• **Stated goal**: Restate each of the lines below word for word and drop every picture.

--- Begin ---

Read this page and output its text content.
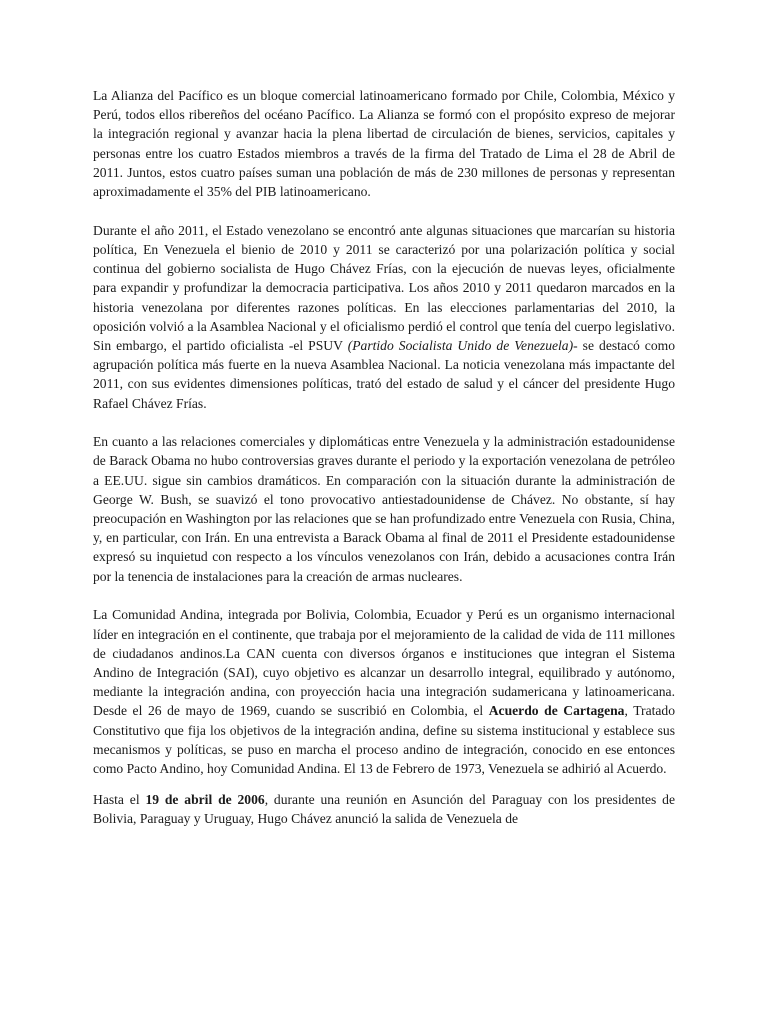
La Alianza del Pacífico es un bloque comercial latinoamericano formado por Chile, Colombia, México y Perú, todos ellos ribereños del océano Pacífico. La Alianza se formó con el propósito expreso de mejorar la integración regional y avanzar hacia la plena libertad de circulación de bienes, servicios, capitales y personas entre los cuatro Estados miembros a través de la firma del Tratado de Lima el 28 de Abril de 2011. Juntos, estos cuatro países suman una población de más de 230 millones de personas y representan aproximadamente el 35% del PIB latinoamericano.

Durante el año 2011, el Estado venezolano se encontró ante algunas situaciones que marcarían su historia política, En Venezuela el bienio de 2010 y 2011 se caracterizó por una polarización política y social continua del gobierno socialista de Hugo Chávez Frías, con la ejecución de nuevas leyes, oficialmente para expandir y profundizar la democracia participativa. Los años 2010 y 2011 quedaron marcados en la historia venezolana por diferentes razones políticas. En las elecciones parlamentarias del 2010, la oposición volvió a la Asamblea Nacional y el oficialismo perdió el control que tenía del cuerpo legislativo. Sin embargo, el partido oficialista -el PSUV (Partido Socialista Unido de Venezuela)- se destacó como agrupación política más fuerte en la nueva Asamblea Nacional. La noticia venezolana más impactante del 2011, con sus evidentes dimensiones políticas, trató del estado de salud y el cáncer del presidente Hugo Rafael Chávez Frías.

En cuanto a las relaciones comerciales y diplomáticas entre Venezuela y la administración estadounidense de Barack Obama no hubo controversias graves durante el periodo y la exportación venezolana de petróleo a EE.UU. sigue sin cambios dramáticos. En comparación con la situación durante la administración de George W. Bush, se suavizó el tono provocativo antiestadounidense de Chávez. No obstante, sí hay preocupación en Washington por las relaciones que se han profundizado entre Venezuela con Rusia, China, y, en particular, con Irán. En una entrevista a Barack Obama al final de 2011 el Presidente estadounidense expresó su inquietud con respecto a los vínculos venezolanos con Irán, debido a acusaciones contra Irán por la tenencia de instalaciones para la creación de armas nucleares.

La Comunidad Andina, integrada por Bolivia, Colombia, Ecuador y Perú es un organismo internacional líder en integración en el continente, que trabaja por el mejoramiento de la calidad de vida de 111 millones de ciudadanos andinos.La CAN cuenta con diversos órganos e instituciones que integran el Sistema Andino de Integración (SAI), cuyo objetivo es alcanzar un desarrollo integral, equilibrado y autónomo, mediante la integración andina, con proyección hacia una integración sudamericana y latinoamericana. Desde el 26 de mayo de 1969, cuando se suscribió en Colombia, el Acuerdo de Cartagena, Tratado Constitutivo que fija los objetivos de la integración andina, define su sistema institucional y establece sus mecanismos y políticas, se puso en marcha el proceso andino de integración, conocido en ese entonces como Pacto Andino, hoy Comunidad Andina. El 13 de Febrero de 1973, Venezuela se adhirió al Acuerdo.

Hasta el 19 de abril de 2006, durante una reunión en Asunción del Paraguay con los presidentes de Bolivia, Paraguay y Uruguay, Hugo Chávez anunció la salida de Venezuela de
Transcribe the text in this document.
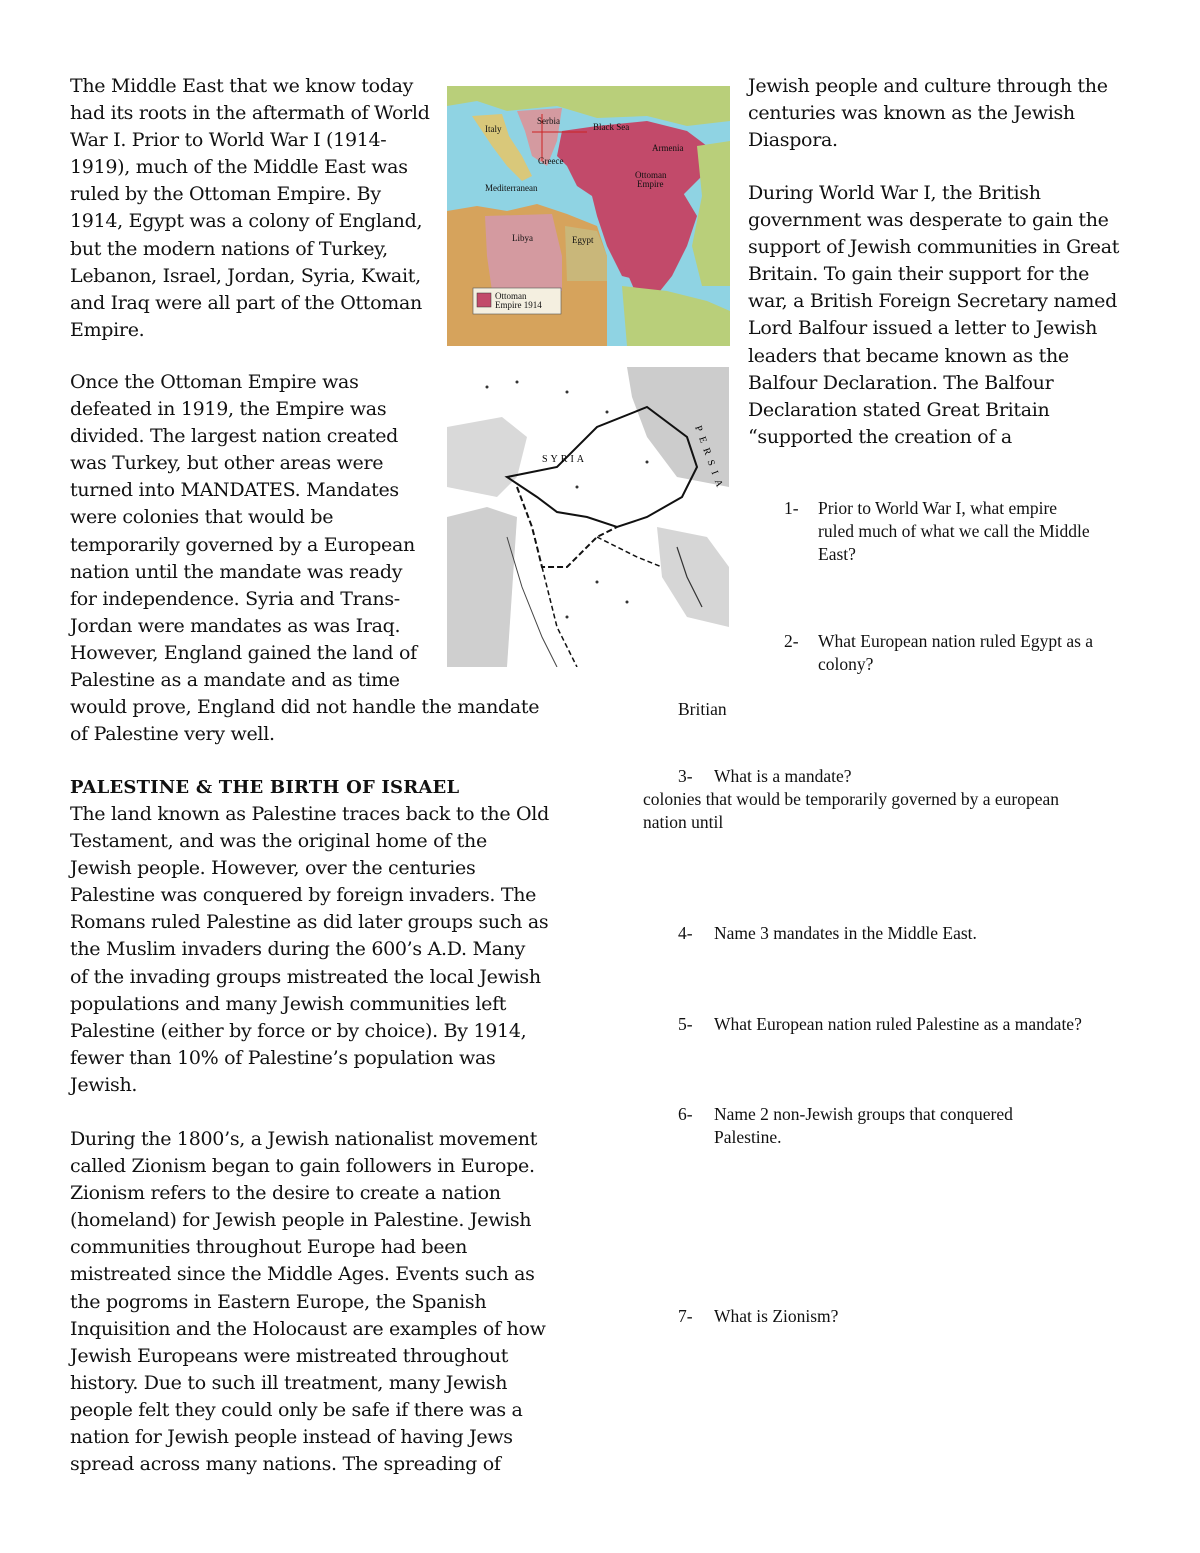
The Middle East that we know today
had its roots in the aftermath of World
War I. Prior to World War I (1914-
1919), much of the Middle East was
ruled by the Ottoman Empire. By
1914, Egypt was a colony of England,
but the modern nations of Turkey,
Lebanon, Israel, Jordan, Syria, Kwait,
and Iraq were all part of the Ottoman
Empire.

Once the Ottoman Empire was
defeated in 1919, the Empire was
divided. The largest nation created
was Turkey, but other areas were
turned into MANDATES. Mandates
were colonies that would be
temporarily governed by a European
nation until the mandate was ready
for independence. Syria and Trans-
Jordan were mandates as was Iraq.
However, England gained the land of
Palestine as a mandate and as time
would prove, England did not handle the mandate
of Palestine very well.

PALESTINE & THE BIRTH OF ISRAEL

The land known as Palestine traces back to the Old
Testament, and was the original home of the
Jewish people. However, over the centuries
Palestine was conquered by foreign invaders. The
Romans ruled Palestine as did later groups such as
the Muslim invaders during the 600’s A.D. Many
of the invading groups mistreated the local Jewish
populations and many Jewish communities left
Palestine (either by force or by choice). By 1914,
fewer than 10% of Palestine’s population was
Jewish.

During the 1800’s, a Jewish nationalist movement
called Zionism began to gain followers in Europe.
Zionism refers to the desire to create a nation
(homeland) for Jewish people in Palestine. Jewish
communities throughout Europe had been
mistreated since the Middle Ages. Events such as
the pogroms in Eastern Europe, the Spanish
Inquisition and the Holocaust are examples of how
Jewish Europeans were mistreated throughout
history. Due to such ill treatment, many Jewish
people felt they could only be safe if there was a
nation for Jewish people instead of having Jews
spread across many nations. The spreading of

Italy
Serbia
Black Sea
Greece
Armenia
Ottoman Empire
Mediterranean
Libya	Egypt
Ottoman Empire 1914
SYRIA	PERSIA

Jewish people and culture through the
centuries was known as the Jewish
Diaspora.

During World War I, the British
government was desperate to gain the
support of Jewish communities in Great
Britain. To gain their support for the
war, a British Foreign Secretary named
Lord Balfour issued a letter to Jewish
leaders that became known as the
Balfour Declaration. The Balfour
Declaration stated Great Britain
“supported the creation of a

1- Prior to World War I, what empire
ruled much of what we call the Middle
East?
2- What European nation ruled Egypt as a
colony?

Britian

3- What is a mandate?

colonies that would be temporarily governed by a european
nation until

4- Name 3 mandates in the Middle East.
5- What European nation ruled Palestine as a mandate?
6- Name 2 non-Jewish groups that conquered
Palestine.
7- What is Zionism?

--- End ---

• **Task result**:
Read this page and output its text content.
La Alianza del Pacífico es un bloque comercial latinoamericano formado por Chile, Colombia, México y Perú, todos ellos ribereños del océano Pacífico. La Alianza se formó con el propósito expreso de mejorar la integración regional y avanzar hacia la plena libertad de circulación de bienes, servicios, capitales y personas entre los cuatro Estados miembros a través de la firma del Tratado de Lima el 28 de Abril de 2011. Juntos, estos cuatro países suman una población de más de 230 millones de personas y representan aproximadamente el 35% del PIB latinoamericano.

Durante el año 2011, el Estado venezolano se encontró ante algunas situaciones que marcarían su historia política, En Venezuela el bienio de 2010 y 2011 se caracterizó por una polarización política y social continua del gobierno socialista de Hugo Chávez Frías, con la ejecución de nuevas leyes, oficialmente para expandir y profundizar la democracia participativa. Los años 2010 y 2011 quedaron marcados en la historia venezolana por diferentes razones políticas. En las elecciones parlamentarias del 2010, la oposición volvió a la Asamblea Nacional y el oficialismo perdió el control que tenía del cuerpo legislativo. Sin embargo, el partido oficialista -el PSUV (Partido Socialista Unido de Venezuela)- se destacó como agrupación política más fuerte en la nueva Asamblea Nacional. La noticia venezolana más impactante del 2011, con sus evidentes dimensiones políticas, trató del estado de salud y el cáncer del presidente Hugo Rafael Chávez Frías.

En cuanto a las relaciones comerciales y diplomáticas entre Venezuela y la administración estadounidense de Barack Obama no hubo controversias graves durante el periodo y la exportación venezolana de petróleo a EE.UU. sigue sin cambios dramáticos. En comparación con la situación durante la administración de George W. Bush, se suavizó el tono provocativo antiestadounidense de Chávez. No obstante, sí hay preocupación en Washington por las relaciones que se han profundizado entre Venezuela con Rusia, China, y, en particular, con Irán. En una entrevista a Barack Obama al final de 2011 el Presidente estadounidense expresó su inquietud con respecto a los vínculos venezolanos con Irán, debido a acusaciones contra Irán por la tenencia de instalaciones para la creación de armas nucleares.

La Comunidad Andina, integrada por Bolivia, Colombia, Ecuador y Perú es un organismo internacional líder en integración en el continente, que trabaja por el mejoramiento de la calidad de vida de 111 millones de ciudadanos andinos.La CAN cuenta con diversos órganos e instituciones que integran el Sistema Andino de Integración (SAI), cuyo objetivo es alcanzar un desarrollo integral, equilibrado y autónomo, mediante la integración andina, con proyección hacia una integración sudamericana y latinoamericana. Desde el 26 de mayo de 1969, cuando se suscribió en Colombia, el Acuerdo de Cartagena, Tratado Constitutivo que fija los objetivos de la integración andina, define su sistema institucional y establece sus mecanismos y políticas, se puso en marcha el proceso andino de integración, conocido en ese entonces como Pacto Andino, hoy Comunidad Andina. El 13 de Febrero de 1973, Venezuela se adhirió al Acuerdo.

Hasta el 19 de abril de 2006, durante una reunión en Asunción del Paraguay con los presidentes de Bolivia, Paraguay y Uruguay, Hugo Chávez anunció la salida de Venezuela de
Transcribe the text in this document.
The Middle East that we know today
had its roots in the aftermath of World
War I. Prior to World War I (1914-
1919), much of the Middle East was
ruled by the Ottoman Empire. By
1914, Egypt was a colony of England,
but the modern nations of Turkey,
Lebanon, Israel, Jordan, Syria, Kwait,
and Iraq were all part of the Ottoman
Empire.

Once the Ottoman Empire was
defeated in 1919, the Empire was
divided. The largest nation created
was Turkey, but other areas were
turned into MANDATES. Mandates
were colonies that would be
temporarily governed by a European
nation until the mandate was ready
for independence. Syria and Trans-
Jordan were mandates as was Iraq.
However, England gained the land of
Palestine as a mandate and as time
would prove, England did not handle the mandate
of Palestine very well.

PALESTINE & THE BIRTH OF ISRAEL

The land known as Palestine traces back to the Old
Testament, and was the original home of the
Jewish people. However, over the centuries
Palestine was conquered by foreign invaders. The
Romans ruled Palestine as did later groups such as
the Muslim invaders during the 600’s A.D. Many
of the invading groups mistreated the local Jewish
populations and many Jewish communities left
Palestine (either by force or by choice). By 1914,
fewer than 10% of Palestine’s population was
Jewish.

During the 1800’s, a Jewish nationalist movement
called Zionism began to gain followers in Europe.
Zionism refers to the desire to create a nation
(homeland) for Jewish people in Palestine. Jewish
communities throughout Europe had been
mistreated since the Middle Ages. Events such as
the pogroms in Eastern Europe, the Spanish
Inquisition and the Holocaust are examples of how
Jewish Europeans were mistreated throughout
history. Due to such ill treatment, many Jewish
people felt they could only be safe if there was a
nation for Jewish people instead of having Jews
spread across many nations. The spreading of

Italy
Serbia
Black Sea
Greece
Armenia
Ottoman Empire
Mediterranean
Libya	Egypt
Ottoman Empire 1914
SYRIA	PERSIA

Jewish people and culture through the
centuries was known as the Jewish
Diaspora.

During World War I, the British
government was desperate to gain the
support of Jewish communities in Great
Britain. To gain their support for the
war, a British Foreign Secretary named
Lord Balfour issued a letter to Jewish
leaders that became known as the
Balfour Declaration. The Balfour
Declaration stated Great Britain
“supported the creation of a

1- Prior to World War I, what empire
ruled much of what we call the Middle
East?
2- What European nation ruled Egypt as a
colony?

Britian

3- What is a mandate?

colonies that would be temporarily governed by a european
nation until

4- Name 3 mandates in the Middle East.
5- What European nation ruled Palestine as a mandate?
6- Name 2 non-Jewish groups that conquered
Palestine.
7- What is Zionism?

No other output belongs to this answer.